▸ INSTRUCTIONS TO FOLLOW:
Exact repetition of every entry is required.

▸ Dataset items:
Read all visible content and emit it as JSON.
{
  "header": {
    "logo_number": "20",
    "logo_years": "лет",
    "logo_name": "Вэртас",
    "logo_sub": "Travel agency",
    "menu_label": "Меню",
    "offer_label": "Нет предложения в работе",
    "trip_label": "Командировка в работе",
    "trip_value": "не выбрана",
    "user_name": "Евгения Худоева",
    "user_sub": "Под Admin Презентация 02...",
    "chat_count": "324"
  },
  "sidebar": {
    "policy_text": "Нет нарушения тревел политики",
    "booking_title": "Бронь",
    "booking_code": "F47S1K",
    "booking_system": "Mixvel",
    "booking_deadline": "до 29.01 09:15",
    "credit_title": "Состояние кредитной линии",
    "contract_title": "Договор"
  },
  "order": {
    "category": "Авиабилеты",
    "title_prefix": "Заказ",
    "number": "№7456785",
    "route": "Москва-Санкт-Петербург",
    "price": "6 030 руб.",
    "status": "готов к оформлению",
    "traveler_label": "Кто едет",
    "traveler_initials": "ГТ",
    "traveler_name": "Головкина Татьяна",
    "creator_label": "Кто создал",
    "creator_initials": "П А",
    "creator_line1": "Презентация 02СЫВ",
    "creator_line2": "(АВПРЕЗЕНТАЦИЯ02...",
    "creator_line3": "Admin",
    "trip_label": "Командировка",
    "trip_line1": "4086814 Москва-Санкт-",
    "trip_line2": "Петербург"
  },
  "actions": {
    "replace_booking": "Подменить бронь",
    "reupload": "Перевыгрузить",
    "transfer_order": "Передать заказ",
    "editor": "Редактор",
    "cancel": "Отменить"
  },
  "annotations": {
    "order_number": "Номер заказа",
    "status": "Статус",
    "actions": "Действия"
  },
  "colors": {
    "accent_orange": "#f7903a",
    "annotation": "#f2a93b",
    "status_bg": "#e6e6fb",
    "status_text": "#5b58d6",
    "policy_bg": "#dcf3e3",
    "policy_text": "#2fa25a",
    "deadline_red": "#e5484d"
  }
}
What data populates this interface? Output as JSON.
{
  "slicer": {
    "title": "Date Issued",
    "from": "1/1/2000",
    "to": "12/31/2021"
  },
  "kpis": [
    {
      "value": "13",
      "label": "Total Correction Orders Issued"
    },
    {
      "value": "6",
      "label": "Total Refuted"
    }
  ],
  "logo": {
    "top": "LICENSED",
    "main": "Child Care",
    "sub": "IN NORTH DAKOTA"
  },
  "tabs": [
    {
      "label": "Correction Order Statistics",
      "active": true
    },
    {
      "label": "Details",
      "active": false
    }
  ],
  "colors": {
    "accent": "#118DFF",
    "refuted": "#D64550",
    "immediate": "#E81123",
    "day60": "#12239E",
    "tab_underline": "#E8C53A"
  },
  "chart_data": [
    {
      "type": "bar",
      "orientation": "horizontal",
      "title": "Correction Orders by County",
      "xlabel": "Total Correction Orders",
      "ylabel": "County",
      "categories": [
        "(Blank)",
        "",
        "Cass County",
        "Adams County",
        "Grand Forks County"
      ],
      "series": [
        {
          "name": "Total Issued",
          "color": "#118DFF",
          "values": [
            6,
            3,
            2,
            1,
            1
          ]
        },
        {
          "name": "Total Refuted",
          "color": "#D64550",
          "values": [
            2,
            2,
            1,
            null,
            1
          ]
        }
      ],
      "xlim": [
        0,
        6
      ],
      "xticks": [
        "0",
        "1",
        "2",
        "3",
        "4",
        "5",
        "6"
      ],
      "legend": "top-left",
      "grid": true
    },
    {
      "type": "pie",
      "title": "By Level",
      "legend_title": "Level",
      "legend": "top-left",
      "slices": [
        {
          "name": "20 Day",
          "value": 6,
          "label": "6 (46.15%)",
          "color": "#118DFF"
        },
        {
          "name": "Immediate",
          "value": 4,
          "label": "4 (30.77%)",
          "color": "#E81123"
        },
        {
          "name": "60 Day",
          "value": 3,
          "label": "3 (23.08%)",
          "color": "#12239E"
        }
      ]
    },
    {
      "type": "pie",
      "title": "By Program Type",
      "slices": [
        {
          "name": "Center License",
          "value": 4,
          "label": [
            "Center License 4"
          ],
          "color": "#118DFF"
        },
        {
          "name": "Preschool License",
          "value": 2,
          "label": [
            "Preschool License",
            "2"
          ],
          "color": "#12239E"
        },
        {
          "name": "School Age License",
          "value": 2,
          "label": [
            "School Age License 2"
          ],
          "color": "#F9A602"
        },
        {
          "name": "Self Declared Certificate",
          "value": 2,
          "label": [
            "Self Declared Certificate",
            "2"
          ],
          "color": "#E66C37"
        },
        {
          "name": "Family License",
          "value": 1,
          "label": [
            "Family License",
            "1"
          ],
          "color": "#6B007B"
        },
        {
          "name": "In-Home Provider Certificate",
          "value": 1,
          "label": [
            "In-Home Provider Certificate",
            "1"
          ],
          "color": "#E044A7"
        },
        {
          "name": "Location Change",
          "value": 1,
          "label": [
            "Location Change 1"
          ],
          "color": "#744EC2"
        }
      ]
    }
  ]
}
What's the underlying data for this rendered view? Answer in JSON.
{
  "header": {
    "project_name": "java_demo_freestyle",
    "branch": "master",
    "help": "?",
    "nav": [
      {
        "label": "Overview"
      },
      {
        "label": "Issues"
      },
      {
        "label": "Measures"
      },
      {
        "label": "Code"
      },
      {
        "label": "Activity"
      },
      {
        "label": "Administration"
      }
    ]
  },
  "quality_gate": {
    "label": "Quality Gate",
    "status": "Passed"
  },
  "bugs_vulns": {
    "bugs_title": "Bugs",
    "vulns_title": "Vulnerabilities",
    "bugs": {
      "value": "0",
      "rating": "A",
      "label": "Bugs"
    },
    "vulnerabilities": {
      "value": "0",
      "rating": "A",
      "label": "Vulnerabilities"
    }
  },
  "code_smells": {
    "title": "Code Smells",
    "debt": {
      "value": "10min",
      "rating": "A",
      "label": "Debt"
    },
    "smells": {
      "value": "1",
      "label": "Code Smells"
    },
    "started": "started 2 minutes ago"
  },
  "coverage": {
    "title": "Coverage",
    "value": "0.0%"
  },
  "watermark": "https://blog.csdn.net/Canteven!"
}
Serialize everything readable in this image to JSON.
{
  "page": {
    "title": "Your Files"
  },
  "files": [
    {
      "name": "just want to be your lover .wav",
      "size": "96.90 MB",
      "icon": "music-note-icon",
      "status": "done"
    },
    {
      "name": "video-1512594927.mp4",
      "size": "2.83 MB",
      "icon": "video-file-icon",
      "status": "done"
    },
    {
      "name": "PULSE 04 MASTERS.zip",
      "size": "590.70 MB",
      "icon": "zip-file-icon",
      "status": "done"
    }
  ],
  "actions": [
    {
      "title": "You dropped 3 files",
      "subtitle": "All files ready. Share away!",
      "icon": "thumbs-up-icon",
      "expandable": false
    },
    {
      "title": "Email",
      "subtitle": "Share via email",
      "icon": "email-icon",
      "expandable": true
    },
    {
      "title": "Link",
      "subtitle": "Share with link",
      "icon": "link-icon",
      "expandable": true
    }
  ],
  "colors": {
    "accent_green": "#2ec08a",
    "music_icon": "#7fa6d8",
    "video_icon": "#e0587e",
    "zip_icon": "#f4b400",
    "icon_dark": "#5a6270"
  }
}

▸ FULL OUTPUT:
Read all visible content and emit it as JSON.
{
  "header": {
    "logo_number": "20",
    "logo_years": "лет",
    "logo_name": "Вэртас",
    "logo_sub": "Travel agency",
    "menu_label": "Меню",
    "offer_label": "Нет предложения в работе",
    "trip_label": "Командировка в работе",
    "trip_value": "не выбрана",
    "user_name": "Евгения Худоева",
    "user_sub": "Под Admin Презентация 02...",
    "chat_count": "324"
  },
  "sidebar": {
    "policy_text": "Нет нарушения тревел политики",
    "booking_title": "Бронь",
    "booking_code": "F47S1K",
    "booking_system": "Mixvel",
    "booking_deadline": "до 29.01 09:15",
    "credit_title": "Состояние кредитной линии",
    "contract_title": "Договор"
  },
  "order": {
    "category": "Авиабилеты",
    "title_prefix": "Заказ",
    "number": "№7456785",
    "route": "Москва-Санкт-Петербург",
    "price": "6 030 руб.",
    "status": "готов к оформлению",
    "traveler_label": "Кто едет",
    "traveler_initials": "ГТ",
    "traveler_name": "Головкина Татьяна",
    "creator_label": "Кто создал",
    "creator_initials": "П А",
    "creator_line1": "Презентация 02СЫВ",
    "creator_line2": "(АВПРЕЗЕНТАЦИЯ02...",
    "creator_line3": "Admin",
    "trip_label": "Командировка",
    "trip_line1": "4086814 Москва-Санкт-",
    "trip_line2": "Петербург"
  },
  "actions": {
    "replace_booking": "Подменить бронь",
    "reupload": "Перевыгрузить",
    "transfer_order": "Передать заказ",
    "editor": "Редактор",
    "cancel": "Отменить"
  },
  "annotations": {
    "order_number": "Номер заказа",
    "status": "Статус",
    "actions": "Действия"
  },
  "colors": {
    "accent_orange": "#f7903a",
    "annotation": "#f2a93b",
    "status_bg": "#e6e6fb",
    "status_text": "#5b58d6",
    "policy_bg": "#dcf3e3",
    "policy_text": "#2fa25a",
    "deadline_red": "#e5484d"
  }
}
What data populates this interface? Output as JSON.
{
  "slicer": {
    "title": "Date Issued",
    "from": "1/1/2000",
    "to": "12/31/2021"
  },
  "kpis": [
    {
      "value": "13",
      "label": "Total Correction Orders Issued"
    },
    {
      "value": "6",
      "label": "Total Refuted"
    }
  ],
  "logo": {
    "top": "LICENSED",
    "main": "Child Care",
    "sub": "IN NORTH DAKOTA"
  },
  "tabs": [
    {
      "label": "Correction Order Statistics",
      "active": true
    },
    {
      "label": "Details",
      "active": false
    }
  ],
  "colors": {
    "accent": "#118DFF",
    "refuted": "#D64550",
    "immediate": "#E81123",
    "day60": "#12239E",
    "tab_underline": "#E8C53A"
  },
  "chart_data": [
    {
      "type": "bar",
      "orientation": "horizontal",
      "title": "Correction Orders by County",
      "xlabel": "Total Correction Orders",
      "ylabel": "County",
      "categories": [
        "(Blank)",
        "",
        "Cass County",
        "Adams County",
        "Grand Forks County"
      ],
      "series": [
        {
          "name": "Total Issued",
          "color": "#118DFF",
          "values": [
            6,
            3,
            2,
            1,
            1
          ]
        },
        {
          "name": "Total Refuted",
          "color": "#D64550",
          "values": [
            2,
            2,
            1,
            null,
            1
          ]
        }
      ],
      "xlim": [
        0,
        6
      ],
      "xticks": [
        "0",
        "1",
        "2",
        "3",
        "4",
        "5",
        "6"
      ],
      "legend": "top-left",
      "grid": true
    },
    {
      "type": "pie",
      "title": "By Level",
      "legend_title": "Level",
      "legend": "top-left",
      "slices": [
        {
          "name": "20 Day",
          "value": 6,
          "label": "6 (46.15%)",
          "color": "#118DFF"
        },
        {
          "name": "Immediate",
          "value": 4,
          "label": "4 (30.77%)",
          "color": "#E81123"
        },
        {
          "name": "60 Day",
          "value": 3,
          "label": "3 (23.08%)",
          "color": "#12239E"
        }
      ]
    },
    {
      "type": "pie",
      "title": "By Program Type",
      "slices": [
        {
          "name": "Center License",
          "value": 4,
          "label": [
            "Center License 4"
          ],
          "color": "#118DFF"
        },
        {
          "name": "Preschool License",
          "value": 2,
          "label": [
            "Preschool License",
            "2"
          ],
          "color": "#12239E"
        },
        {
          "name": "School Age License",
          "value": 2,
          "label": [
            "School Age License 2"
          ],
          "color": "#F9A602"
        },
        {
          "name": "Self Declared Certificate",
          "value": 2,
          "label": [
            "Self Declared Certificate",
            "2"
          ],
          "color": "#E66C37"
        },
        {
          "name": "Family License",
          "value": 1,
          "label": [
            "Family License",
            "1"
          ],
          "color": "#6B007B"
        },
        {
          "name": "In-Home Provider Certificate",
          "value": 1,
          "label": [
            "In-Home Provider Certificate",
            "1"
          ],
          "color": "#E044A7"
        },
        {
          "name": "Location Change",
          "value": 1,
          "label": [
            "Location Change 1"
          ],
          "color": "#744EC2"
        }
      ]
    }
  ]
}
What's the underlying data for this rendered view? Answer in JSON.
{
  "header": {
    "project_name": "java_demo_freestyle",
    "branch": "master",
    "help": "?",
    "nav": [
      {
        "label": "Overview"
      },
      {
        "label": "Issues"
      },
      {
        "label": "Measures"
      },
      {
        "label": "Code"
      },
      {
        "label": "Activity"
      },
      {
        "label": "Administration"
      }
    ]
  },
  "quality_gate": {
    "label": "Quality Gate",
    "status": "Passed"
  },
  "bugs_vulns": {
    "bugs_title": "Bugs",
    "vulns_title": "Vulnerabilities",
    "bugs": {
      "value": "0",
      "rating": "A",
      "label": "Bugs"
    },
    "vulnerabilities": {
      "value": "0",
      "rating": "A",
      "label": "Vulnerabilities"
    }
  },
  "code_smells": {
    "title": "Code Smells",
    "debt": {
      "value": "10min",
      "rating": "A",
      "label": "Debt"
    },
    "smells": {
      "value": "1",
      "label": "Code Smells"
    },
    "started": "started 2 minutes ago"
  },
  "coverage": {
    "title": "Coverage",
    "value": "0.0%"
  },
  "watermark": "https://blog.csdn.net/Canteven!"
}
Serialize everything readable in this image to JSON.
{
  "page": {
    "title": "Your Files"
  },
  "files": [
    {
      "name": "just want to be your lover .wav",
      "size": "96.90 MB",
      "icon": "music-note-icon",
      "status": "done"
    },
    {
      "name": "video-1512594927.mp4",
      "size": "2.83 MB",
      "icon": "video-file-icon",
      "status": "done"
    },
    {
      "name": "PULSE 04 MASTERS.zip",
      "size": "590.70 MB",
      "icon": "zip-file-icon",
      "status": "done"
    }
  ],
  "actions": [
    {
      "title": "You dropped 3 files",
      "subtitle": "All files ready. Share away!",
      "icon": "thumbs-up-icon",
      "expandable": false
    },
    {
      "title": "Email",
      "subtitle": "Share via email",
      "icon": "email-icon",
      "expandable": true
    },
    {
      "title": "Link",
      "subtitle": "Share with link",
      "icon": "link-icon",
      "expandable": true
    }
  ],
  "colors": {
    "accent_green": "#2ec08a",
    "music_icon": "#7fa6d8",
    "video_icon": "#e0587e",
    "zip_icon": "#f4b400",
    "icon_dark": "#5a6270"
  }
}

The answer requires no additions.